## Work instructions
Go through the listing and copy every line word for word.

## The data
┄┄┄┄┄┄

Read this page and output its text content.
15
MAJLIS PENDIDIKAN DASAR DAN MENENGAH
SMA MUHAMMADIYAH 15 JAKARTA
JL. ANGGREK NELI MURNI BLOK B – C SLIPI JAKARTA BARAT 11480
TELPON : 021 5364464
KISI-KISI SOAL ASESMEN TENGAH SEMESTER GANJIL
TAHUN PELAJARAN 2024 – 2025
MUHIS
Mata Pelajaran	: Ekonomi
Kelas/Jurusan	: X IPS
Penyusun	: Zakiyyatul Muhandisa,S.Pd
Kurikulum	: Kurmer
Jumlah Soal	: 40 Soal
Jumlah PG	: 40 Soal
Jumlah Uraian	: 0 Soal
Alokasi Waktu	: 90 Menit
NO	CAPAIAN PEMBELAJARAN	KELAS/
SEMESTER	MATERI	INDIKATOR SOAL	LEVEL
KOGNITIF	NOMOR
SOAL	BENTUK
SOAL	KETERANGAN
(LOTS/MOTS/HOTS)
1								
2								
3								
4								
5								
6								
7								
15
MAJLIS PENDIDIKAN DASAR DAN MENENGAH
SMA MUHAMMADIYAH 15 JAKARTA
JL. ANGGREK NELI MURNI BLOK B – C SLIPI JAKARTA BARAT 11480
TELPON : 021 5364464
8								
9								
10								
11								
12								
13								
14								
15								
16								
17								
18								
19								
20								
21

┄┄┄┄┄┄

## Output
Read this page and output its text content.
15
MAJLIS PENDIDIKAN DASAR DAN MENENGAH
SMA MUHAMMADIYAH 15 JAKARTA
JL. ANGGREK NELI MURNI BLOK B – C SLIPI JAKARTA BARAT 11480
TELPON : 021 5364464
KISI-KISI SOAL ASESMEN TENGAH SEMESTER GANJIL
TAHUN PELAJARAN 2024 – 2025
MUHIS
Mata Pelajaran	: Ekonomi
Kelas/Jurusan	: X IPS
Penyusun	: Zakiyyatul Muhandisa,S.Pd
Kurikulum	: Kurmer
Jumlah Soal	: 40 Soal
Jumlah PG	: 40 Soal
Jumlah Uraian	: 0 Soal
Alokasi Waktu	: 90 Menit
NO	CAPAIAN PEMBELAJARAN	KELAS/
SEMESTER	MATERI	INDIKATOR SOAL	LEVEL
KOGNITIF	NOMOR
SOAL	BENTUK
SOAL	KETERANGAN
(LOTS/MOTS/HOTS)
1								
2								
3								
4								
5								
6								
7								
15
MAJLIS PENDIDIKAN DASAR DAN MENENGAH
SMA MUHAMMADIYAH 15 JAKARTA
JL. ANGGREK NELI MURNI BLOK B – C SLIPI JAKARTA BARAT 11480
TELPON : 021 5364464
8								
9								
10								
11								
12								
13								
14								
15								
16								
17								
18								
19								
20								
21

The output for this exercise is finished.